→ Extracted records
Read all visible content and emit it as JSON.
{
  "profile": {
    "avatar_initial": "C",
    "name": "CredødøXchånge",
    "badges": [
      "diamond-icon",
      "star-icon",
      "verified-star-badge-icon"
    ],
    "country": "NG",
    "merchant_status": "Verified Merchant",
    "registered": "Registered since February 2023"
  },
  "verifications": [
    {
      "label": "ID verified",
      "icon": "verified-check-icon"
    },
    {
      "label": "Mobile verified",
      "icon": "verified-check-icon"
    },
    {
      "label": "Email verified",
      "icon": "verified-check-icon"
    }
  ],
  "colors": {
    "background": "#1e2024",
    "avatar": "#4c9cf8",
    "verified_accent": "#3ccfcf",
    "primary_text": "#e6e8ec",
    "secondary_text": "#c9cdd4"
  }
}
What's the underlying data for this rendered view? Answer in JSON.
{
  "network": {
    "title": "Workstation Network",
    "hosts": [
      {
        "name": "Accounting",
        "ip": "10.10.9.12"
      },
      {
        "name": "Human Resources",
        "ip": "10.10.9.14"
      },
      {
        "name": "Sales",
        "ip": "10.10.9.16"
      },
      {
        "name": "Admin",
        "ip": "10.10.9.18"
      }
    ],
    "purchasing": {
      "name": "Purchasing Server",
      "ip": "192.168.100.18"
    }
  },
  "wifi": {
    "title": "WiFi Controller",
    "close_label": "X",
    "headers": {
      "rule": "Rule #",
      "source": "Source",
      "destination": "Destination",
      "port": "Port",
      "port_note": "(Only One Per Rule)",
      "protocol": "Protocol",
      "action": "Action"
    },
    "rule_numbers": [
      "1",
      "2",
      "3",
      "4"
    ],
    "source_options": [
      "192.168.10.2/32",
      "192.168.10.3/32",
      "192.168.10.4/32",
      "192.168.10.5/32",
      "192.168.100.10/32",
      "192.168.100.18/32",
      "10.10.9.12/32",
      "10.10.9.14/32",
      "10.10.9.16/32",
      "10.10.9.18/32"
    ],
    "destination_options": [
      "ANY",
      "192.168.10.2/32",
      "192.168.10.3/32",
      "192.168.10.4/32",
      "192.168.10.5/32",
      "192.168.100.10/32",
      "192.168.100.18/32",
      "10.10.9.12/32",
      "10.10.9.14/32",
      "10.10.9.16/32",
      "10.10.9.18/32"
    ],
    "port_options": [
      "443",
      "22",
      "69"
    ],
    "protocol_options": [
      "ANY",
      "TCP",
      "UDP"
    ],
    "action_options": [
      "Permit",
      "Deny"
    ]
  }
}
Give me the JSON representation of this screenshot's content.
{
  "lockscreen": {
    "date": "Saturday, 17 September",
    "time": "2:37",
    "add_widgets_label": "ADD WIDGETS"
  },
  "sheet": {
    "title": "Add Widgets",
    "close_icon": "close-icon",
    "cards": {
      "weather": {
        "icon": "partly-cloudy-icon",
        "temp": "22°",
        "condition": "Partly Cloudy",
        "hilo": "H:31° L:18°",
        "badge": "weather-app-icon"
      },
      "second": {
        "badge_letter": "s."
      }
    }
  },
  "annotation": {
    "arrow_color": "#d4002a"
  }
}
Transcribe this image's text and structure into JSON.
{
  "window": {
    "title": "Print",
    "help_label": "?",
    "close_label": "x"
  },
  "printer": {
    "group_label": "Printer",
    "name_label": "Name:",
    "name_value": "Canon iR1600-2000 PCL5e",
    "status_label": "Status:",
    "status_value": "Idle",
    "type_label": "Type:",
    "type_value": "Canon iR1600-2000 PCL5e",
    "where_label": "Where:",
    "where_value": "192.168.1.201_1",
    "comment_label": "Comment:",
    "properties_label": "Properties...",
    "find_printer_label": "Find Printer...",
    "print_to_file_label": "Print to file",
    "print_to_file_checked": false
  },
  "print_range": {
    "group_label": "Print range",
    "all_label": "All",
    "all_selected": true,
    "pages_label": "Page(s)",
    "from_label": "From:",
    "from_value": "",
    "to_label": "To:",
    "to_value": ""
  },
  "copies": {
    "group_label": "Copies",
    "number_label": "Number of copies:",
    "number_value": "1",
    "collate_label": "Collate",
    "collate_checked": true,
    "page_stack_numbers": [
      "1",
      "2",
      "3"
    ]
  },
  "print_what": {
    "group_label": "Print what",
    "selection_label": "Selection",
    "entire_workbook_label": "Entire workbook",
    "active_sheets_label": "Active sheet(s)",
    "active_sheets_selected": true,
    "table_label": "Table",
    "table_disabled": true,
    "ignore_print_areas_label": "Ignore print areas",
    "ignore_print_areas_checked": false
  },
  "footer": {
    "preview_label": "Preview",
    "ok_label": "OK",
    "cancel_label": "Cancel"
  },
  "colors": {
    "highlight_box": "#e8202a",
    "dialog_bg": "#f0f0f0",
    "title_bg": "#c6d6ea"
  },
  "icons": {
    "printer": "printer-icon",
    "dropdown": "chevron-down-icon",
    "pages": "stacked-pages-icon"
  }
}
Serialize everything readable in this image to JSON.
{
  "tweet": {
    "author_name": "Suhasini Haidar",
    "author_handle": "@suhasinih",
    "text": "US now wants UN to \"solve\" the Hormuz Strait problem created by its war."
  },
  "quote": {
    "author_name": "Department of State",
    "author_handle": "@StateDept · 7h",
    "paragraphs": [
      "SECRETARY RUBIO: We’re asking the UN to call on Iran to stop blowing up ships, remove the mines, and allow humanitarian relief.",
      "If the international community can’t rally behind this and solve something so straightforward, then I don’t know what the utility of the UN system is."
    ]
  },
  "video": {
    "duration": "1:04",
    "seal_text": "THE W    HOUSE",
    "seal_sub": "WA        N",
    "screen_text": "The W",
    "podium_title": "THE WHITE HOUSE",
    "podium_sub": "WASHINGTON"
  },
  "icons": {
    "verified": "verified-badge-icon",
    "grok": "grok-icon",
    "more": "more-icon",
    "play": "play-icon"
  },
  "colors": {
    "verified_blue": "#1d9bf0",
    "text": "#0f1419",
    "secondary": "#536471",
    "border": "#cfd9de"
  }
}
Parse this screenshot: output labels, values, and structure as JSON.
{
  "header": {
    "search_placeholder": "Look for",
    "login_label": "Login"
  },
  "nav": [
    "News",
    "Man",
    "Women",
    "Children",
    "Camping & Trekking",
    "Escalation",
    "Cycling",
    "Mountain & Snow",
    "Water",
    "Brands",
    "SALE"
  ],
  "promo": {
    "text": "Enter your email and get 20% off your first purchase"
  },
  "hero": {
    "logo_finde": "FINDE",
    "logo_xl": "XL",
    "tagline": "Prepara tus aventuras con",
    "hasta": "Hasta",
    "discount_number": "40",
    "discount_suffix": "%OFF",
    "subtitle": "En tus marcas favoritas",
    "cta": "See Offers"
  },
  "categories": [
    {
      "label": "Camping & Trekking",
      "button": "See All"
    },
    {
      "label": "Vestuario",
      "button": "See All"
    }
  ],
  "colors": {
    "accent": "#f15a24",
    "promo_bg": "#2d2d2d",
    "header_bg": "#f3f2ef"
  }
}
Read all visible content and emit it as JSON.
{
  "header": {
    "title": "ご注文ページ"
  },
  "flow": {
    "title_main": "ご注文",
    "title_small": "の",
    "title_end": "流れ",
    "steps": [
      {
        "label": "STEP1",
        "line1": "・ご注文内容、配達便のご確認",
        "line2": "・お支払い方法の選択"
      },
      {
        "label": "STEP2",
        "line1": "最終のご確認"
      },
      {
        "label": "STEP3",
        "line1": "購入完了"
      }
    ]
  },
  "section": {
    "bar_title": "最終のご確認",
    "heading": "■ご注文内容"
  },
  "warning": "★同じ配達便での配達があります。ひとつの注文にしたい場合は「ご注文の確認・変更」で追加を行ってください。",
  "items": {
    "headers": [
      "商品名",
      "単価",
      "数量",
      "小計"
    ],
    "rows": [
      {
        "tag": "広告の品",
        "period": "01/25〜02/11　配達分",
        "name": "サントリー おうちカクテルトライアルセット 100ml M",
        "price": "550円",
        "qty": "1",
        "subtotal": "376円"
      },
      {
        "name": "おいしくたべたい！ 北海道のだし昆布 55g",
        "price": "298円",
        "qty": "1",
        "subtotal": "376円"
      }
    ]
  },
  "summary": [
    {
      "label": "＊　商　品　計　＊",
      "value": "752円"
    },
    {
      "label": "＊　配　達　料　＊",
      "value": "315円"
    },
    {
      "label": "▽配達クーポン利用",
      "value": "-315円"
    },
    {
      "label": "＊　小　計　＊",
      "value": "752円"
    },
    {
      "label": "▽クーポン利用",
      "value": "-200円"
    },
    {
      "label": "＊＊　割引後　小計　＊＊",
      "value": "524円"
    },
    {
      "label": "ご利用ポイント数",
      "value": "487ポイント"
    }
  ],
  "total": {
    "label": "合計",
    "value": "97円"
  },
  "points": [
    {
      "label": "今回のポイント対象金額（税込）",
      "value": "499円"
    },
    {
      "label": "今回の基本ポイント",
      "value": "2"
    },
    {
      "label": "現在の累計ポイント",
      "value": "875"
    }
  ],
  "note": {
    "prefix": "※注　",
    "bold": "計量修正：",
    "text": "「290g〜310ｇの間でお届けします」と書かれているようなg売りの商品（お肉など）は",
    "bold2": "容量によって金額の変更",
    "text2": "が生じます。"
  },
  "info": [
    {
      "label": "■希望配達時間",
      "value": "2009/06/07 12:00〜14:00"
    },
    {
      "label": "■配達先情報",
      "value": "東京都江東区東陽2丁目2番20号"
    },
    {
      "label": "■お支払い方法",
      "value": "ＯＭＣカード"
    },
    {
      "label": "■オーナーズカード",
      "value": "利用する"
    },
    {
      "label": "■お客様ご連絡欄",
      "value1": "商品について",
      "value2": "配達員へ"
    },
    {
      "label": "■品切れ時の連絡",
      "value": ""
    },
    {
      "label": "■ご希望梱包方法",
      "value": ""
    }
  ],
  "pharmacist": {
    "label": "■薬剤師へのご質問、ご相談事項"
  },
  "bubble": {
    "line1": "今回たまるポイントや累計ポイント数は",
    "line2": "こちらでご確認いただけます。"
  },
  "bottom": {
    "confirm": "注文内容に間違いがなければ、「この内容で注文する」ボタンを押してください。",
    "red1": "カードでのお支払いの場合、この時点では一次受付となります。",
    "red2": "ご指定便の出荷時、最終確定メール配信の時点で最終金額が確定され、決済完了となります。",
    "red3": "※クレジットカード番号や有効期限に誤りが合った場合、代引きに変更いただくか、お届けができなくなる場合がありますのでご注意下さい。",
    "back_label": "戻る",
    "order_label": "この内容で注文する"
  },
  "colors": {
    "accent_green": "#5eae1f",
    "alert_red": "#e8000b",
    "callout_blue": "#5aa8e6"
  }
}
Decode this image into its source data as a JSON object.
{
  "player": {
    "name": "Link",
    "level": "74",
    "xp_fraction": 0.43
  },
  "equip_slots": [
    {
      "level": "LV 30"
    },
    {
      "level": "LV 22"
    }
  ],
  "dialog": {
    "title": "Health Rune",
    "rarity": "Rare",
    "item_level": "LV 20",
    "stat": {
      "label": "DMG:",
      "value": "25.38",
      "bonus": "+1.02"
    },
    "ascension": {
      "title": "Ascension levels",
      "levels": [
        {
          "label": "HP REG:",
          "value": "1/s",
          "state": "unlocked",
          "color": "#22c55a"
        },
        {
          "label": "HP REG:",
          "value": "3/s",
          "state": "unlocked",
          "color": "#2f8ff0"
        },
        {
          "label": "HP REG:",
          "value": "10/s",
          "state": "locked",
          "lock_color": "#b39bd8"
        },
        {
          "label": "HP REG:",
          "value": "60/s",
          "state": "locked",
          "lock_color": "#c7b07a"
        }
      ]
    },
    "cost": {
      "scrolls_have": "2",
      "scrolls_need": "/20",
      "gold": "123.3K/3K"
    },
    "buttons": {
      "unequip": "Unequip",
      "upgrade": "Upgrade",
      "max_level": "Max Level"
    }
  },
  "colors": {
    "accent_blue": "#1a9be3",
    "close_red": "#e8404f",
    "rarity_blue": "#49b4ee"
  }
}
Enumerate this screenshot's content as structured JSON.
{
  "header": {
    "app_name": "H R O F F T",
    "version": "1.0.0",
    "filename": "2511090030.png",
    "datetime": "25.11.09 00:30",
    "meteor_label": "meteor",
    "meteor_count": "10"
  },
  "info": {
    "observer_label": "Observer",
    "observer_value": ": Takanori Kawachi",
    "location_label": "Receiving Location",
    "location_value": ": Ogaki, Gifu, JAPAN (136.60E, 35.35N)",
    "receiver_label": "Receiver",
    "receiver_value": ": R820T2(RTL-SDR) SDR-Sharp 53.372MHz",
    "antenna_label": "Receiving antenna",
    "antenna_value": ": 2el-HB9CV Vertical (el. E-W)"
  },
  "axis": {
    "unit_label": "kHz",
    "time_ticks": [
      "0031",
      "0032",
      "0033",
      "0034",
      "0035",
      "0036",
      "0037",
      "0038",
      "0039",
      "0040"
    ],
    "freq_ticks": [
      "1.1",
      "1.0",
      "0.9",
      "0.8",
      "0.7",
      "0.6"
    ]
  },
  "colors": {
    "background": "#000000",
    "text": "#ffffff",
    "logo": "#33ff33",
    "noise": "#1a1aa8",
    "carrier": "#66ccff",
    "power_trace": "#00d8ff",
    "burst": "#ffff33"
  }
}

→ DIRECTIVE
Tell how many lines hold the string "background", giving the number and nothing else.

→ RESULT OF THIS EXERCISE
2